Items from a dataset:
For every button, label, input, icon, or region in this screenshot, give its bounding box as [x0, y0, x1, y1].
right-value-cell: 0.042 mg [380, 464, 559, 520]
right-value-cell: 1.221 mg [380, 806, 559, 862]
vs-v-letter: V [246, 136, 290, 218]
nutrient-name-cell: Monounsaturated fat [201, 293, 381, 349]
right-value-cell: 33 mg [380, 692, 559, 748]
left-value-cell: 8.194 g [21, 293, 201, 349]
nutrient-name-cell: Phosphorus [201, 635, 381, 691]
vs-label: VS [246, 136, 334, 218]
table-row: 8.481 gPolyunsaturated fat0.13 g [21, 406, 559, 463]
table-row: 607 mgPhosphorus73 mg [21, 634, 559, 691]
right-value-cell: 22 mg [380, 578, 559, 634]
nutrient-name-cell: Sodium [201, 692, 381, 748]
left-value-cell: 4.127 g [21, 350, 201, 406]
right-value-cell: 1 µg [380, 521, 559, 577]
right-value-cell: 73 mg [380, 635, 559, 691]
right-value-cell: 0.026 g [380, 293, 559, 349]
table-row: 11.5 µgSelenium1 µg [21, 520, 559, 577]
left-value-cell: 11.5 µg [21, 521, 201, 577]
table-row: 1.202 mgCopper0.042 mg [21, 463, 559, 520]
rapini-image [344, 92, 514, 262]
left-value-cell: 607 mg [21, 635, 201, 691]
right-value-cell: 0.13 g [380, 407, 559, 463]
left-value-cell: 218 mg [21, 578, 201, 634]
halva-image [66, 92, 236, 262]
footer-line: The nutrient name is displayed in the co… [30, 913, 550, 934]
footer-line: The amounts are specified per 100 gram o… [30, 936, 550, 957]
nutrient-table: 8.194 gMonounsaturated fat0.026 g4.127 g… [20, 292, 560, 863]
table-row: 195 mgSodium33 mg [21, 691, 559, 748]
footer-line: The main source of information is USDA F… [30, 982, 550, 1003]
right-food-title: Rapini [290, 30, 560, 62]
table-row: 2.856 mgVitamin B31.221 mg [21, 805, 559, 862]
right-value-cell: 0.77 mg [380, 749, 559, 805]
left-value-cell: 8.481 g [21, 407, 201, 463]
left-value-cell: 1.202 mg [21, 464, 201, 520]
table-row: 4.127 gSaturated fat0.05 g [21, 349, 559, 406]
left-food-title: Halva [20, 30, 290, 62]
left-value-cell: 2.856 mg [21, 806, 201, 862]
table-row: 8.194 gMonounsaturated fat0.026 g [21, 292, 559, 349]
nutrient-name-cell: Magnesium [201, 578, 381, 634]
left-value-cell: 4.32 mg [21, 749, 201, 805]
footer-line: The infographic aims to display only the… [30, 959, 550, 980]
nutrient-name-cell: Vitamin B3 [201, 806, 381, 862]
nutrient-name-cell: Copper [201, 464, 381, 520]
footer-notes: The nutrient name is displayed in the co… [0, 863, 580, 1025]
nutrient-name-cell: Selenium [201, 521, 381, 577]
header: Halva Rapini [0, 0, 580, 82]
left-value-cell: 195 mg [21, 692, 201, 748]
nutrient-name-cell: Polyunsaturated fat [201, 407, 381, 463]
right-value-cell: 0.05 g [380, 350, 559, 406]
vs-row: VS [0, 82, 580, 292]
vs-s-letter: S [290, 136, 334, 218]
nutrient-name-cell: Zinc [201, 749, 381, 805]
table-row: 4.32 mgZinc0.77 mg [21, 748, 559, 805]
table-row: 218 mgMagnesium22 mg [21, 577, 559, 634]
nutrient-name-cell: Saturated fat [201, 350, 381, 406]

_Exercise instructions_. Pull out every line of the records above that contains the string "left", matching case exactly.

_Response for this exercise_.
left-value-cell: 8.194 g [21, 293, 201, 349]
left-value-cell: 4.127 g [21, 350, 201, 406]
left-value-cell: 11.5 µg [21, 521, 201, 577]
left-value-cell: 607 mg [21, 635, 201, 691]
left-value-cell: 218 mg [21, 578, 201, 634]
left-value-cell: 8.481 g [21, 407, 201, 463]
left-value-cell: 1.202 mg [21, 464, 201, 520]
left-food-title: Halva [20, 30, 290, 62]
left-value-cell: 2.856 mg [21, 806, 201, 862]
left-value-cell: 4.32 mg [21, 749, 201, 805]
left-value-cell: 195 mg [21, 692, 201, 748]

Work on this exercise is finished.